Search the entries for the word "comme" and pull out each line that has it.
-- start of Dataset entries --
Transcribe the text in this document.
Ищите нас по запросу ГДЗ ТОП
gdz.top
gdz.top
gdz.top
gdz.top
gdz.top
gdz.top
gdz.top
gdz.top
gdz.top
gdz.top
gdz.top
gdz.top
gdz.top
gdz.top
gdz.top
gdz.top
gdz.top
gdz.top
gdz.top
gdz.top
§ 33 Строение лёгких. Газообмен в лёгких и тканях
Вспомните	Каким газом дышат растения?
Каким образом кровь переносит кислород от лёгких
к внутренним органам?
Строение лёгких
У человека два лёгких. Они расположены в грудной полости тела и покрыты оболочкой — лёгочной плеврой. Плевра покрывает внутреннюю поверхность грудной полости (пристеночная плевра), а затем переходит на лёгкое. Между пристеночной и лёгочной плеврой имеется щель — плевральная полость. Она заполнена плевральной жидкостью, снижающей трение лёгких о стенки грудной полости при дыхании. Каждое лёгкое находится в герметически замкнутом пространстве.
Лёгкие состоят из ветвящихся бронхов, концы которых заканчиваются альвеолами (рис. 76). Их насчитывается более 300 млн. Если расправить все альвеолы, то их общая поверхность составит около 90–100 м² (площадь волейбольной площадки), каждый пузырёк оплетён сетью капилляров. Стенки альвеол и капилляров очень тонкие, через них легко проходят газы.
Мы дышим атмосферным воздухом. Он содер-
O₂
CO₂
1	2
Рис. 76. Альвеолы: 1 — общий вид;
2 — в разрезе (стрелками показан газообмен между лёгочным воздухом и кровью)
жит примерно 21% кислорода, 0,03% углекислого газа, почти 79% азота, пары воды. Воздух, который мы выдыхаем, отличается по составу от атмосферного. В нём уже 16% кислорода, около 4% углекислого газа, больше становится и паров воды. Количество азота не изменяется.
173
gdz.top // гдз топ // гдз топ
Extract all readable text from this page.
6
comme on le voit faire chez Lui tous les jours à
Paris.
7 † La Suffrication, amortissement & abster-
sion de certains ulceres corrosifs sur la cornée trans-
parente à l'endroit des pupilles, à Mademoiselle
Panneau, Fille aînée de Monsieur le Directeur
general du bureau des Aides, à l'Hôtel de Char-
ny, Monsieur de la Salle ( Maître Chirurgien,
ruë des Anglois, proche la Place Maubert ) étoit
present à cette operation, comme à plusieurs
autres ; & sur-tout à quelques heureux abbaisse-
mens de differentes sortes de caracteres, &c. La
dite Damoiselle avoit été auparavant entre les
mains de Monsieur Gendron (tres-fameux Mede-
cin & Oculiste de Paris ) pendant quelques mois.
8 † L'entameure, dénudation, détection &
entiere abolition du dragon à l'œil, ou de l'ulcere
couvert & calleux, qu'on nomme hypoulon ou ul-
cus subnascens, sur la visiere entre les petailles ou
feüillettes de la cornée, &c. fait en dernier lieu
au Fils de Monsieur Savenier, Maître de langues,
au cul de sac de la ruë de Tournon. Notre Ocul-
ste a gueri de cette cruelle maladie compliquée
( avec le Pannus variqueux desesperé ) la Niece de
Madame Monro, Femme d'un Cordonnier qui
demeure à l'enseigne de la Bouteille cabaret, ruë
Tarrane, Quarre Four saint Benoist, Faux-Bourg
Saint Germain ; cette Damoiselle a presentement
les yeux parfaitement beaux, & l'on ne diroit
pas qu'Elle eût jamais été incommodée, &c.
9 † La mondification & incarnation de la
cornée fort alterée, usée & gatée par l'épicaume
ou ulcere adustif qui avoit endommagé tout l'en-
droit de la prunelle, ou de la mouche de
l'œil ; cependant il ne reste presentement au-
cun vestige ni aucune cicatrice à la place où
-- end of Dataset entries --
_Complete answer_.
comme on le voit faire chez Lui tous les jours à
present à cette operation, comme à plusieurs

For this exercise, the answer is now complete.